EXERCISE REQUIREMENTS: Search the entries for the word "числе" and pull out each line that has it.

RECORD EXTRACTS:

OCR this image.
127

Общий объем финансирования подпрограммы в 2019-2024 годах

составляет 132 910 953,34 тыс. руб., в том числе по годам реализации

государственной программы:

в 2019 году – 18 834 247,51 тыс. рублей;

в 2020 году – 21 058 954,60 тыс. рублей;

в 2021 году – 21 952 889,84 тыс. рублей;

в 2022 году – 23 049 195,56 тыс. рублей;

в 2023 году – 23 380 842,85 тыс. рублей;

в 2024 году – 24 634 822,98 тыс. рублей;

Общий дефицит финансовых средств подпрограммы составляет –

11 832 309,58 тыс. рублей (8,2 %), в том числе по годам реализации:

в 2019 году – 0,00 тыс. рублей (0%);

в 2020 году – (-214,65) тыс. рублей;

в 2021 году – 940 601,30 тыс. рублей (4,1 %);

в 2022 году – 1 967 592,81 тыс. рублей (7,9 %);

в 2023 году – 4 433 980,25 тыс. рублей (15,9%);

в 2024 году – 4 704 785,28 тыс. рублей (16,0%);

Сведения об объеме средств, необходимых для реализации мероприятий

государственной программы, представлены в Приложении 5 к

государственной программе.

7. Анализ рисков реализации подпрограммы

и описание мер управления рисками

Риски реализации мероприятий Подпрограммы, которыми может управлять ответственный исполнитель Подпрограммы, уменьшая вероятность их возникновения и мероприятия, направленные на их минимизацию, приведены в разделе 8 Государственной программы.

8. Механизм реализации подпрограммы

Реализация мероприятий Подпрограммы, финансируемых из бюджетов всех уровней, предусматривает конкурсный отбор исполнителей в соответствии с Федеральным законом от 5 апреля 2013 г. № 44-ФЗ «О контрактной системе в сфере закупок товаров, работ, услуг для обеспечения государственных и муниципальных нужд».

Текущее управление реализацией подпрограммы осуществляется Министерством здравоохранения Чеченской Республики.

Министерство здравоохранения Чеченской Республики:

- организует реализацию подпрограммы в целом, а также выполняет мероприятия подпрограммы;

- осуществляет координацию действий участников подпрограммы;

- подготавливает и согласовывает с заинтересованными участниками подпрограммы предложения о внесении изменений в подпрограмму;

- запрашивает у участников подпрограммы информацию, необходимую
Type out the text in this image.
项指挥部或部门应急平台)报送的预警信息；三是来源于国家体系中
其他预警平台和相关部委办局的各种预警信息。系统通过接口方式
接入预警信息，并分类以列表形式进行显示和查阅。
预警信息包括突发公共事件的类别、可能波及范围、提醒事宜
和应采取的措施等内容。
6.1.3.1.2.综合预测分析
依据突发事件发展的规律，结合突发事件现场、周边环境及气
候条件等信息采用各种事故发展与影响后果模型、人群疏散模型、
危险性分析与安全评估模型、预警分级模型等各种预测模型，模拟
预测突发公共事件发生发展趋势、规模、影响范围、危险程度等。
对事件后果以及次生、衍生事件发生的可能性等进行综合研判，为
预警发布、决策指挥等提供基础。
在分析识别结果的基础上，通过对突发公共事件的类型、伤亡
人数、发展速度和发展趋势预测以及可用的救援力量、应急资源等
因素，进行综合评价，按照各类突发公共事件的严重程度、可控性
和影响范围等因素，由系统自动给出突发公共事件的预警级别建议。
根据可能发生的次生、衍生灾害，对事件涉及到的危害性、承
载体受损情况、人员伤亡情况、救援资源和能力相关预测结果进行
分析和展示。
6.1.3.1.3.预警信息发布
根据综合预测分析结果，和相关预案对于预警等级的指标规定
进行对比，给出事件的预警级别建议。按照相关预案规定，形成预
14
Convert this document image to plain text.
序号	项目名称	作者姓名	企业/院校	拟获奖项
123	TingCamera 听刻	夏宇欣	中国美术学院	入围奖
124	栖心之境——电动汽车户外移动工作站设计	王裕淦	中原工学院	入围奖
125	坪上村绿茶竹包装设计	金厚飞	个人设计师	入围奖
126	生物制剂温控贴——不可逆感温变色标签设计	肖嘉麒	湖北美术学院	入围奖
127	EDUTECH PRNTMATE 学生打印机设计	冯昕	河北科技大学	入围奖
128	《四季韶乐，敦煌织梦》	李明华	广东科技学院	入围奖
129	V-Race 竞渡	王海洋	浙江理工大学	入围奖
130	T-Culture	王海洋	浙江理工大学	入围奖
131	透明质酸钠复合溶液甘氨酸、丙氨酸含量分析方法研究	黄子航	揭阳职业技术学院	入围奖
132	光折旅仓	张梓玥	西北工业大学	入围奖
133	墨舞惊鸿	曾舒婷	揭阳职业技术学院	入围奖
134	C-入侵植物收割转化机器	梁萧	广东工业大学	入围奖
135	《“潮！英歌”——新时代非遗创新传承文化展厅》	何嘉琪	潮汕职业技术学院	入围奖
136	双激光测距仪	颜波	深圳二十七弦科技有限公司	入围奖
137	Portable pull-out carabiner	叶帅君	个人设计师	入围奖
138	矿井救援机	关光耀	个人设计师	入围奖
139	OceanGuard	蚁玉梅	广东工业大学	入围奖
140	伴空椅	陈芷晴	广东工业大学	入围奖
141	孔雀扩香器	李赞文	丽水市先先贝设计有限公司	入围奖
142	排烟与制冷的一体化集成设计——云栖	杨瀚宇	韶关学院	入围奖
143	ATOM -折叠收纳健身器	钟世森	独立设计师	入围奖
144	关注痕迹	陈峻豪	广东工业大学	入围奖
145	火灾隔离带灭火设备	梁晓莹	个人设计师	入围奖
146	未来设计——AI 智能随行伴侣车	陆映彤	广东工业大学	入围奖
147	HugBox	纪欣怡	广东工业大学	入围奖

THE RESPONSE:
составляет 132 910 953,34 тыс. руб., в том числе по годам реализации
11 832 309,58 тыс. рублей (8,2 %), в том числе по годам реализации:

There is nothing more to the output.